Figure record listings
::::::::::
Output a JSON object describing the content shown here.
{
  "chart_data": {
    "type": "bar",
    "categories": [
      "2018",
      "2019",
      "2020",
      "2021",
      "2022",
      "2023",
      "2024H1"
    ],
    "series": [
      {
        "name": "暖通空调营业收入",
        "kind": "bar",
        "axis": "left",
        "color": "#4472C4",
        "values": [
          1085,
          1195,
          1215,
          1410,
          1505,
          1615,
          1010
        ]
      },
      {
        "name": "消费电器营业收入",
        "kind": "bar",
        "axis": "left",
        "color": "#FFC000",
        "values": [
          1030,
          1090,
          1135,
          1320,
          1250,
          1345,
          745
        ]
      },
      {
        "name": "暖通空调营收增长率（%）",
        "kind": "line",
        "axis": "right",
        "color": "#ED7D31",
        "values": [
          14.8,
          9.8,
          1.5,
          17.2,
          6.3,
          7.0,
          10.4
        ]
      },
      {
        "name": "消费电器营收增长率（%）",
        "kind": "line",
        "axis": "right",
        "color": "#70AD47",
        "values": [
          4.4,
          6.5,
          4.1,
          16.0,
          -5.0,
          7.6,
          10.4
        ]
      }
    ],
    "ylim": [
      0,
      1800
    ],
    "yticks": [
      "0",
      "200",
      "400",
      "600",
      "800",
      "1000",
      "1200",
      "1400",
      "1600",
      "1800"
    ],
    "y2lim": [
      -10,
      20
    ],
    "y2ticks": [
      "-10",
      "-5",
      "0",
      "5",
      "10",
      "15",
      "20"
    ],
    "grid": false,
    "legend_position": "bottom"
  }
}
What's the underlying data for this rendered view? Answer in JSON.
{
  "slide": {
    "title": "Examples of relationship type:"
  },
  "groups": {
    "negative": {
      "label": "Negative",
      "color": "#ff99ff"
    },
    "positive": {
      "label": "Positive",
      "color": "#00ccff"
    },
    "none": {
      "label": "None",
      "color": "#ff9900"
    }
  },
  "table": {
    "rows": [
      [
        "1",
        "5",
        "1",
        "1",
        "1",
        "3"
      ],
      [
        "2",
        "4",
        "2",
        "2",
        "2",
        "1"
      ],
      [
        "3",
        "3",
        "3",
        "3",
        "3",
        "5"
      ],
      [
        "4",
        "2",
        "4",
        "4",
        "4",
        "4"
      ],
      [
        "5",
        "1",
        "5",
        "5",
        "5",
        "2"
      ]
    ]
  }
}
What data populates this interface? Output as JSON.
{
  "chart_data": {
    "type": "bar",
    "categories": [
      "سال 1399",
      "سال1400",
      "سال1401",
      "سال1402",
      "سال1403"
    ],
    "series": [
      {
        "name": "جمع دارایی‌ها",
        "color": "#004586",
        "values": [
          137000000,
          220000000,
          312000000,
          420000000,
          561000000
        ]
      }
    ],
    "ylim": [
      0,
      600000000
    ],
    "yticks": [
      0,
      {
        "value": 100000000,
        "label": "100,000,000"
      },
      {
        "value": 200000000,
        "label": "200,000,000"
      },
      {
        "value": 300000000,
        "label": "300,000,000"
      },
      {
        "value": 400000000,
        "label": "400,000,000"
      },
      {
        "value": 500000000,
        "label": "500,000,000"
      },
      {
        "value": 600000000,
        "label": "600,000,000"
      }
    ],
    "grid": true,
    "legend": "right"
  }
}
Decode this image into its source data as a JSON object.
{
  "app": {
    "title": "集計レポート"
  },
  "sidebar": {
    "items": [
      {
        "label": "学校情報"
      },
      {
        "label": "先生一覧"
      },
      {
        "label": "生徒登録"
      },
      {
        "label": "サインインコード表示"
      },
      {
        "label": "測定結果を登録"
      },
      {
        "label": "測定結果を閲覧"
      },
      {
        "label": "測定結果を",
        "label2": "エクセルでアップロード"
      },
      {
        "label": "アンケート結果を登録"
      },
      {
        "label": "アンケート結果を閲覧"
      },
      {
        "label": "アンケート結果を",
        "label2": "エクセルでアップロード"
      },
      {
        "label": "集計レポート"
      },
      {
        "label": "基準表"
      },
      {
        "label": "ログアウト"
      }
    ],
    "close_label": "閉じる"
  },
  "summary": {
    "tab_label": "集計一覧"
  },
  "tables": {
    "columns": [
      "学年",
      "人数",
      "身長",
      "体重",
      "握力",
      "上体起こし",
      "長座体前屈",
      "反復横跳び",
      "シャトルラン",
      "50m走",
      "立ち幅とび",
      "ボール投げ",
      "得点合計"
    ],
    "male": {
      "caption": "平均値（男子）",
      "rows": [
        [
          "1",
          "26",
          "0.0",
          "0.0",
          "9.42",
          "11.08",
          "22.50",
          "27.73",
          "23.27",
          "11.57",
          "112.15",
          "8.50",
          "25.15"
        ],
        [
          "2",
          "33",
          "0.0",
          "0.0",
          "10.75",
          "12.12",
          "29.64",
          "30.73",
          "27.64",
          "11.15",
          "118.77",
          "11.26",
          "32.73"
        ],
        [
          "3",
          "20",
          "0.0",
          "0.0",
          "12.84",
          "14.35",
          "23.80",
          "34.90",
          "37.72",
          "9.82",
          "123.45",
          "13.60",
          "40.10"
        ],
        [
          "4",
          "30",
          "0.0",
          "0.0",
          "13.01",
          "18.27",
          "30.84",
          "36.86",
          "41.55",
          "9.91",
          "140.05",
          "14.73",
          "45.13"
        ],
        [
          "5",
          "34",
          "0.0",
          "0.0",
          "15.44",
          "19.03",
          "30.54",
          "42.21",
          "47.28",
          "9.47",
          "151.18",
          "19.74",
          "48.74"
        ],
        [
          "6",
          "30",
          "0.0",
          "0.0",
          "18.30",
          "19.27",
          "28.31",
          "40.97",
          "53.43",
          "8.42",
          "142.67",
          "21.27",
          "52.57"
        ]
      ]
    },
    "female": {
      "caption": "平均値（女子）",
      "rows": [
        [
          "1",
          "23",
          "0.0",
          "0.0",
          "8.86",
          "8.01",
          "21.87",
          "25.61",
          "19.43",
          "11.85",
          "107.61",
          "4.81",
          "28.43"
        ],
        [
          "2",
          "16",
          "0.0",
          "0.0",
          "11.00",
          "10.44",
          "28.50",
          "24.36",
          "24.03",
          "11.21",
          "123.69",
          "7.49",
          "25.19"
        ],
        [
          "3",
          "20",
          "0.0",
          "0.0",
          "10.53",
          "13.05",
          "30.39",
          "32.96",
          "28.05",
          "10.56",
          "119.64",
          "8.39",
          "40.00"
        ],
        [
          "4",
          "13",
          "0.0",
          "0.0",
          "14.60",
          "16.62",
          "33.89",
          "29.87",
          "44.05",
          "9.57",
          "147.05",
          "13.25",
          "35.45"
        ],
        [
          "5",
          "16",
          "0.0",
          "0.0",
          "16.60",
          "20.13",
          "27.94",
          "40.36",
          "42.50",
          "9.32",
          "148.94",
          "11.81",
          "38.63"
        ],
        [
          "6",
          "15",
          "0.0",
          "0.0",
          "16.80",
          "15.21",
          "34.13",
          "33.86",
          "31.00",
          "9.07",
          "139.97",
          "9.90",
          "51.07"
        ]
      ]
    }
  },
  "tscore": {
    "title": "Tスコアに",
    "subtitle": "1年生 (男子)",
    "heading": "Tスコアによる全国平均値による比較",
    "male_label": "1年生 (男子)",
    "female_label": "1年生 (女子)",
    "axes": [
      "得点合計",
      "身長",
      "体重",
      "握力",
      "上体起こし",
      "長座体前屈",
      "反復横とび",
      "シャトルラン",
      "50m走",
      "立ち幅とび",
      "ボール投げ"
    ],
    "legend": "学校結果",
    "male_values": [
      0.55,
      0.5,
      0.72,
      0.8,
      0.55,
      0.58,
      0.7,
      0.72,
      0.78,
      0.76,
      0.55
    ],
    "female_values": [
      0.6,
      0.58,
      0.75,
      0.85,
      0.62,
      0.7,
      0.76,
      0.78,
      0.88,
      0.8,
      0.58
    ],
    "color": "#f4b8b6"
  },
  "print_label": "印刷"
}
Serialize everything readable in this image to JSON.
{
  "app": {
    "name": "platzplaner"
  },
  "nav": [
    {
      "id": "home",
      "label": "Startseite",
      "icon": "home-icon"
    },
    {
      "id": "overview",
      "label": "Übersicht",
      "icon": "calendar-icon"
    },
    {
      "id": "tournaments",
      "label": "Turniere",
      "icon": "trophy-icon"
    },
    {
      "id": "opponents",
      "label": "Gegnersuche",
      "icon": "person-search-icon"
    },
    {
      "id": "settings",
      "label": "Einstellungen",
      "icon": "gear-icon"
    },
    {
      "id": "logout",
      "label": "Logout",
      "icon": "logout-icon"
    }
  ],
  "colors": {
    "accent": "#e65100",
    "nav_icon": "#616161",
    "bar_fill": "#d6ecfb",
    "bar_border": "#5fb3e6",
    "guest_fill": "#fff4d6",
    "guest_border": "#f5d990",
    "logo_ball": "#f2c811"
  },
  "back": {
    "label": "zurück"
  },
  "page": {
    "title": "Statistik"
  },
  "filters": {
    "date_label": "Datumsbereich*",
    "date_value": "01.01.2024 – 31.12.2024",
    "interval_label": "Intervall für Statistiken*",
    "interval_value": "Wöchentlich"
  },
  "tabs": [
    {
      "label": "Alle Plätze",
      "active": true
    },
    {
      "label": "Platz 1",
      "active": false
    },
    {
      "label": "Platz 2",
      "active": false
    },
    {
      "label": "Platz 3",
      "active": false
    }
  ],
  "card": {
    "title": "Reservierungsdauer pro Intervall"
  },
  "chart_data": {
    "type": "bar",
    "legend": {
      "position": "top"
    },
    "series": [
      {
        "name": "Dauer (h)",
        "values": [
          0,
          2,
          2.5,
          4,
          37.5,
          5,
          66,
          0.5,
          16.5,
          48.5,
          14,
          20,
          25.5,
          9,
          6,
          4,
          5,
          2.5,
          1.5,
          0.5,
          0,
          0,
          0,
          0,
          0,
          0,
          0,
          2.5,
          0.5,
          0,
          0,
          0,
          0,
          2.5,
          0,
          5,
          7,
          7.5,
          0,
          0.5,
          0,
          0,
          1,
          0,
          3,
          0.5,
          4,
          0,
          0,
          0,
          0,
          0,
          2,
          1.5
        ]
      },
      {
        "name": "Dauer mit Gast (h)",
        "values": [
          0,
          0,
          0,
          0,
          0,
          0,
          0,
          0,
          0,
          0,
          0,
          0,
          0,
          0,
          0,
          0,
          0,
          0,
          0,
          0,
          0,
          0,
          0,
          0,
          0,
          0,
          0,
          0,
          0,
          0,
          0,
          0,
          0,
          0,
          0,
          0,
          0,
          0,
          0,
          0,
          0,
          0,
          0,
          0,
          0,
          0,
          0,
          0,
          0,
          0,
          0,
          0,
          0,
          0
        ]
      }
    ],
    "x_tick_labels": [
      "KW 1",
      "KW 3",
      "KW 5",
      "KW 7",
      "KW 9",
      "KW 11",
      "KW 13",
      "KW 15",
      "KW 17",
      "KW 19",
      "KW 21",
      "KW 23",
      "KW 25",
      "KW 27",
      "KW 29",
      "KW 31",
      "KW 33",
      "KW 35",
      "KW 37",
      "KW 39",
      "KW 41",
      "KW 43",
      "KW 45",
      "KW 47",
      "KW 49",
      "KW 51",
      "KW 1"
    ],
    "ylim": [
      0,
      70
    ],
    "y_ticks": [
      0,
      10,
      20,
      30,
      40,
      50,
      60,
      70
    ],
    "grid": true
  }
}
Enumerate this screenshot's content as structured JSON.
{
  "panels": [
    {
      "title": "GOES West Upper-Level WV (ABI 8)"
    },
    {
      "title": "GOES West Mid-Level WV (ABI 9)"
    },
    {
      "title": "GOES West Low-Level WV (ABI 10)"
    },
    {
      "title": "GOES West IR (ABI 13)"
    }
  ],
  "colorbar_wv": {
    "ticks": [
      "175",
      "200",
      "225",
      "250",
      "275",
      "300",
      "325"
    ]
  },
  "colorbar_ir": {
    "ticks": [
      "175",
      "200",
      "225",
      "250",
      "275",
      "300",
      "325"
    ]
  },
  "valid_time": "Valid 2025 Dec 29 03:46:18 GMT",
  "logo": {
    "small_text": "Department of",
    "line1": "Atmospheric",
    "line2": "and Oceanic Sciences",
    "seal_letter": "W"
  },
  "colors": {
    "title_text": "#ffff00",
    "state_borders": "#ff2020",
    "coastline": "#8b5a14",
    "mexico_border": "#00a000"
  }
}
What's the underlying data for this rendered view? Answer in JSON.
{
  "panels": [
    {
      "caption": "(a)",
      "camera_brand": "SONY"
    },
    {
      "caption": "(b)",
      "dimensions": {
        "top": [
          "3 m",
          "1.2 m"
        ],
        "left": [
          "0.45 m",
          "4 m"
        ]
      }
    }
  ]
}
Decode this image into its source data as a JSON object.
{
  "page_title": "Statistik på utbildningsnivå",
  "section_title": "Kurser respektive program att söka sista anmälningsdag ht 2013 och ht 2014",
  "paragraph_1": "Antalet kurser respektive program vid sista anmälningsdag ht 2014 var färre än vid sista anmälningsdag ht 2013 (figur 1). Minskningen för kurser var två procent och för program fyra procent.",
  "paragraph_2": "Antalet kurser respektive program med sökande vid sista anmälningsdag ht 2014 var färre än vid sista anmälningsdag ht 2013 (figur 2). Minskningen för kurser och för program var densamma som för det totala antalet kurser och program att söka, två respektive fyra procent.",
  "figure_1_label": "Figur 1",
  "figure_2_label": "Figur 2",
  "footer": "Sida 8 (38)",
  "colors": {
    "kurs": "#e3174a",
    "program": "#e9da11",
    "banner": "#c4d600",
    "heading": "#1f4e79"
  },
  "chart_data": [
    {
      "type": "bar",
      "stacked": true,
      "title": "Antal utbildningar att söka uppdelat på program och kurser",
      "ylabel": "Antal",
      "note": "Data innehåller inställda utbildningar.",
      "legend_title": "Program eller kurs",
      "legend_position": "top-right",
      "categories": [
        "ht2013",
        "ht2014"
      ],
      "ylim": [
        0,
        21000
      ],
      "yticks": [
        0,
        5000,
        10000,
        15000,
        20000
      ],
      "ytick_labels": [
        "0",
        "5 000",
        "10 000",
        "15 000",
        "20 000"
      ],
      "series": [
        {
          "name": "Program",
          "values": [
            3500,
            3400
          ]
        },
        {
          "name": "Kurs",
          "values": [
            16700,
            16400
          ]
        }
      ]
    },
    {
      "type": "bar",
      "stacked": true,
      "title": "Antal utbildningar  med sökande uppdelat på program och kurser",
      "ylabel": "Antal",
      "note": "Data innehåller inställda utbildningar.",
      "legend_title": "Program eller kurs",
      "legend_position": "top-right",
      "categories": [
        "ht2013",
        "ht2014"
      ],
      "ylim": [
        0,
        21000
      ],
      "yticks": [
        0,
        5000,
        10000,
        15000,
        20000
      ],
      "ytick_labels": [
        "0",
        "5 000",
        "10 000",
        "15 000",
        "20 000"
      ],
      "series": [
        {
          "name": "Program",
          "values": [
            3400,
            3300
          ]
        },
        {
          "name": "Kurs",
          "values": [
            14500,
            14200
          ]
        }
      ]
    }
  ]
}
::::::::::
• _TO BE DONE_
Extract every line above that contains the word "sista".

• _OUTPUT OF THE EXERCISE_
  "section_title": "Kurser respektive program att söka sista anmälningsdag ht 2013 och ht 2014",
  "paragraph_1": "Antalet kurser respektive program vid sista anmälningsdag ht 2014 var färre än vid sista anmälningsdag ht 2013 (figur 1). Minskningen för kurser var två procent och för program fyra procent.",
  "paragraph_2": "Antalet kurser respektive program med sökande vid sista anmälningsdag ht 2014 var färre än vid sista anmälningsdag ht 2013 (figur 2). Minskningen för kurser och för program var densamma som för det totala antalet kurser och program att söka, två respektive fyra procent.",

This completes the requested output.